=== Work instructions ===
Find every line in the records below that holds the word "marker", and copy it out.
** START Rows **
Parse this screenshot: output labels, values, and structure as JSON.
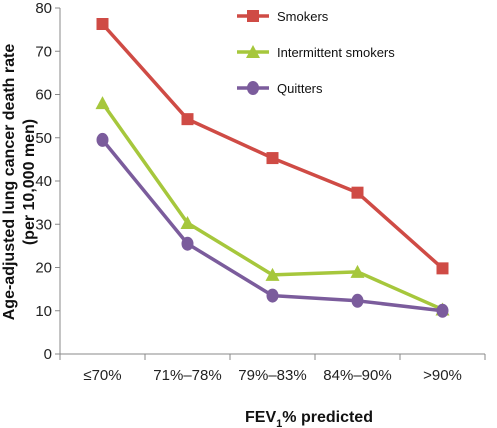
{
  "chart_data": {
    "type": "line",
    "categories": [
      "≤70%",
      "71%–78%",
      "79%–83%",
      "84%–90%",
      ">90%"
    ],
    "series": [
      {
        "name": "Smokers",
        "values": [
          76.3,
          54.3,
          45.3,
          37.3,
          19.8
        ],
        "color": "#cf4b45",
        "marker": "square"
      },
      {
        "name": "Intermittent smokers",
        "values": [
          58.0,
          30.3,
          18.3,
          19.0,
          10.3
        ],
        "color": "#a6c73c",
        "marker": "triangle"
      },
      {
        "name": "Quitters",
        "values": [
          49.5,
          25.5,
          13.5,
          12.3,
          10.0
        ],
        "color": "#7b5c9c",
        "marker": "circle"
      }
    ],
    "ylim": [
      0,
      80
    ],
    "yticks": [
      0,
      10,
      20,
      30,
      40,
      50,
      60,
      70,
      80
    ],
    "ylabel_line1": "Age-adjusted lung cancer death rate",
    "ylabel_line2": "(per 10,000 men)",
    "xlabel_main": "FEV",
    "xlabel_sub": "1",
    "xlabel_rest": "% predicted",
    "grid": false,
    "legend_position": "top-right"
  }
}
** END Rows **
=== Output of the exercise ===
        "marker": "square"
        "marker": "triangle"
        "marker": "circle"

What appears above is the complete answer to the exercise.